* WHAT YOU HAVE TO DO
Output the records exactly. Include every line.

* DATASET ROWS
________________

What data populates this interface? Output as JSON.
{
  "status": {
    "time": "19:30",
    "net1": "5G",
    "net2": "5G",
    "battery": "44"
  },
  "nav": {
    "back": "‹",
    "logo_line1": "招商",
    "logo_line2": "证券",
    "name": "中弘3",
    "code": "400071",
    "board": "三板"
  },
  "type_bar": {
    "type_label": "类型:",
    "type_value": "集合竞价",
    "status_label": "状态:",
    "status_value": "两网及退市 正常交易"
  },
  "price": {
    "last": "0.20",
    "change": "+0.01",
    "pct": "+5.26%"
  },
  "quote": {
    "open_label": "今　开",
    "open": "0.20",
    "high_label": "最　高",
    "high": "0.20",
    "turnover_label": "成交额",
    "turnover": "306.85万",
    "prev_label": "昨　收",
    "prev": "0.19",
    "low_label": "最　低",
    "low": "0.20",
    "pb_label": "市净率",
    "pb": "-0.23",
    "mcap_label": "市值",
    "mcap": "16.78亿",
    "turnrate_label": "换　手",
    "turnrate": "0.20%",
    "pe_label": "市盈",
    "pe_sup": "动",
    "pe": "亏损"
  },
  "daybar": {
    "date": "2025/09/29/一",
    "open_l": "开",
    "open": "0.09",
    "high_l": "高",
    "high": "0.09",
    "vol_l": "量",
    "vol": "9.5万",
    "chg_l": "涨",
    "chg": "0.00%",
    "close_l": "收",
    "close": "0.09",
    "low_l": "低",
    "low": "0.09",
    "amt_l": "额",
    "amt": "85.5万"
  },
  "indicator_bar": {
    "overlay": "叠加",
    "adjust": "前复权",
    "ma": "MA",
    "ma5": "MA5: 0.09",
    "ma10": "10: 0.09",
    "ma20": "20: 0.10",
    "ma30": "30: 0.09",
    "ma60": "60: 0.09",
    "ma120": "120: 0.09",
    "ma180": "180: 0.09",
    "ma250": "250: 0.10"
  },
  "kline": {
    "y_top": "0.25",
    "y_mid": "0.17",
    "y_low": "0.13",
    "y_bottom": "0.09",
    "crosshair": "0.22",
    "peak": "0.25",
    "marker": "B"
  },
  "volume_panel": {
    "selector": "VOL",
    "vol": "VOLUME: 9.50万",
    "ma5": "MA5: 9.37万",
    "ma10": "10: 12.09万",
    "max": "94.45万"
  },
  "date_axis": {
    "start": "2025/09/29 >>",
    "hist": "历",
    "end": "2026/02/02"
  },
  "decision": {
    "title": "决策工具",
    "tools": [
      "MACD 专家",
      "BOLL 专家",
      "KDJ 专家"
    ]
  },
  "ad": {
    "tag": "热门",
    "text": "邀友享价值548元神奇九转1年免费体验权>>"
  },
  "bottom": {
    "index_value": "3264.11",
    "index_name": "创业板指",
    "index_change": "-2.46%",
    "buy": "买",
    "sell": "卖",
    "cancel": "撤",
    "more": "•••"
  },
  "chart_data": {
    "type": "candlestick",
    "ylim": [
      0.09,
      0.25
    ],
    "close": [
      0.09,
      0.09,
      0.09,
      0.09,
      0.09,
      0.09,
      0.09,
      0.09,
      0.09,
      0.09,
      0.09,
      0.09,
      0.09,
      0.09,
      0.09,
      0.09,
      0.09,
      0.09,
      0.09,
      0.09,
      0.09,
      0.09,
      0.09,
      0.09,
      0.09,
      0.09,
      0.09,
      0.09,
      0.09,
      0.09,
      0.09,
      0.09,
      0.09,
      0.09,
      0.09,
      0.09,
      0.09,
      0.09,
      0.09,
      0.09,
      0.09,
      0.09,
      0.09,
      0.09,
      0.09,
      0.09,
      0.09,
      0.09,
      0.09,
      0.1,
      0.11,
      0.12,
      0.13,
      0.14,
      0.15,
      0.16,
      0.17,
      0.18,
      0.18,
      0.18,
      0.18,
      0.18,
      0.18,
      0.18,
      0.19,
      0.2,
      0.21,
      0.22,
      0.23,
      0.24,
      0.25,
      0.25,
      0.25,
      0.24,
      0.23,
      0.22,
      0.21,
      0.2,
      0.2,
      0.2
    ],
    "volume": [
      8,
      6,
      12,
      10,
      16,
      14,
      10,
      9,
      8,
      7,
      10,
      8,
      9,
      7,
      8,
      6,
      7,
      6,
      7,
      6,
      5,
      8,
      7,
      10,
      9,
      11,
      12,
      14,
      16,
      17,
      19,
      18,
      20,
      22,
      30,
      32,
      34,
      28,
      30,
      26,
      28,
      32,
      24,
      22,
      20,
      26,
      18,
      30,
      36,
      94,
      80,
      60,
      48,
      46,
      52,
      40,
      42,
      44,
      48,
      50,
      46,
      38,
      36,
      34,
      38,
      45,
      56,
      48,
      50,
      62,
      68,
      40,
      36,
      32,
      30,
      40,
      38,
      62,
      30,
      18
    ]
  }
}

________________

* WRITTEN SOLUTION
What data populates this interface? Output as JSON.
{
  "status": {
    "time": "19:30",
    "net1": "5G",
    "net2": "5G",
    "battery": "44"
  },
  "nav": {
    "back": "‹",
    "logo_line1": "招商",
    "logo_line2": "证券",
    "name": "中弘3",
    "code": "400071",
    "board": "三板"
  },
  "type_bar": {
    "type_label": "类型:",
    "type_value": "集合竞价",
    "status_label": "状态:",
    "status_value": "两网及退市 正常交易"
  },
  "price": {
    "last": "0.20",
    "change": "+0.01",
    "pct": "+5.26%"
  },
  "quote": {
    "open_label": "今　开",
    "open": "0.20",
    "high_label": "最　高",
    "high": "0.20",
    "turnover_label": "成交额",
    "turnover": "306.85万",
    "prev_label": "昨　收",
    "prev": "0.19",
    "low_label": "最　低",
    "low": "0.20",
    "pb_label": "市净率",
    "pb": "-0.23",
    "mcap_label": "市值",
    "mcap": "16.78亿",
    "turnrate_label": "换　手",
    "turnrate": "0.20%",
    "pe_label": "市盈",
    "pe_sup": "动",
    "pe": "亏损"
  },
  "daybar": {
    "date": "2025/09/29/一",
    "open_l": "开",
    "open": "0.09",
    "high_l": "高",
    "high": "0.09",
    "vol_l": "量",
    "vol": "9.5万",
    "chg_l": "涨",
    "chg": "0.00%",
    "close_l": "收",
    "close": "0.09",
    "low_l": "低",
    "low": "0.09",
    "amt_l": "额",
    "amt": "85.5万"
  },
  "indicator_bar": {
    "overlay": "叠加",
    "adjust": "前复权",
    "ma": "MA",
    "ma5": "MA5: 0.09",
    "ma10": "10: 0.09",
    "ma20": "20: 0.10",
    "ma30": "30: 0.09",
    "ma60": "60: 0.09",
    "ma120": "120: 0.09",
    "ma180": "180: 0.09",
    "ma250": "250: 0.10"
  },
  "kline": {
    "y_top": "0.25",
    "y_mid": "0.17",
    "y_low": "0.13",
    "y_bottom": "0.09",
    "crosshair": "0.22",
    "peak": "0.25",
    "marker": "B"
  },
  "volume_panel": {
    "selector": "VOL",
    "vol": "VOLUME: 9.50万",
    "ma5": "MA5: 9.37万",
    "ma10": "10: 12.09万",
    "max": "94.45万"
  },
  "date_axis": {
    "start": "2025/09/29 >>",
    "hist": "历",
    "end": "2026/02/02"
  },
  "decision": {
    "title": "决策工具",
    "tools": [
      "MACD 专家",
      "BOLL 专家",
      "KDJ 专家"
    ]
  },
  "ad": {
    "tag": "热门",
    "text": "邀友享价值548元神奇九转1年免费体验权>>"
  },
  "bottom": {
    "index_value": "3264.11",
    "index_name": "创业板指",
    "index_change": "-2.46%",
    "buy": "买",
    "sell": "卖",
    "cancel": "撤",
    "more": "•••"
  },
  "chart_data": {
    "type": "candlestick",
    "ylim": [
      0.09,
      0.25
    ],
    "close": [
      0.09,
      0.09,
      0.09,
      0.09,
      0.09,
      0.09,
      0.09,
      0.09,
      0.09,
      0.09,
      0.09,
      0.09,
      0.09,
      0.09,
      0.09,
      0.09,
      0.09,
      0.09,
      0.09,
      0.09,
      0.09,
      0.09,
      0.09,
      0.09,
      0.09,
      0.09,
      0.09,
      0.09,
      0.09,
      0.09,
      0.09,
      0.09,
      0.09,
      0.09,
      0.09,
      0.09,
      0.09,
      0.09,
      0.09,
      0.09,
      0.09,
      0.09,
      0.09,
      0.09,
      0.09,
      0.09,
      0.09,
      0.09,
      0.09,
      0.1,
      0.11,
      0.12,
      0.13,
      0.14,
      0.15,
      0.16,
      0.17,
      0.18,
      0.18,
      0.18,
      0.18,
      0.18,
      0.18,
      0.18,
      0.19,
      0.2,
      0.21,
      0.22,
      0.23,
      0.24,
      0.25,
      0.25,
      0.25,
      0.24,
      0.23,
      0.22,
      0.21,
      0.2,
      0.2,
      0.2
    ],
    "volume": [
      8,
      6,
      12,
      10,
      16,
      14,
      10,
      9,
      8,
      7,
      10,
      8,
      9,
      7,
      8,
      6,
      7,
      6,
      7,
      6,
      5,
      8,
      7,
      10,
      9,
      11,
      12,
      14,
      16,
      17,
      19,
      18,
      20,
      22,
      30,
      32,
      34,
      28,
      30,
      26,
      28,
      32,
      24,
      22,
      20,
      26,
      18,
      30,
      36,
      94,
      80,
      60,
      48,
      46,
      52,
      40,
      42,
      44,
      48,
      50,
      46,
      38,
      36,
      34,
      38,
      45,
      56,
      48,
      50,
      62,
      68,
      40,
      36,
      32,
      30,
      40,
      38,
      62,
      30,
      18
    ]
  }
}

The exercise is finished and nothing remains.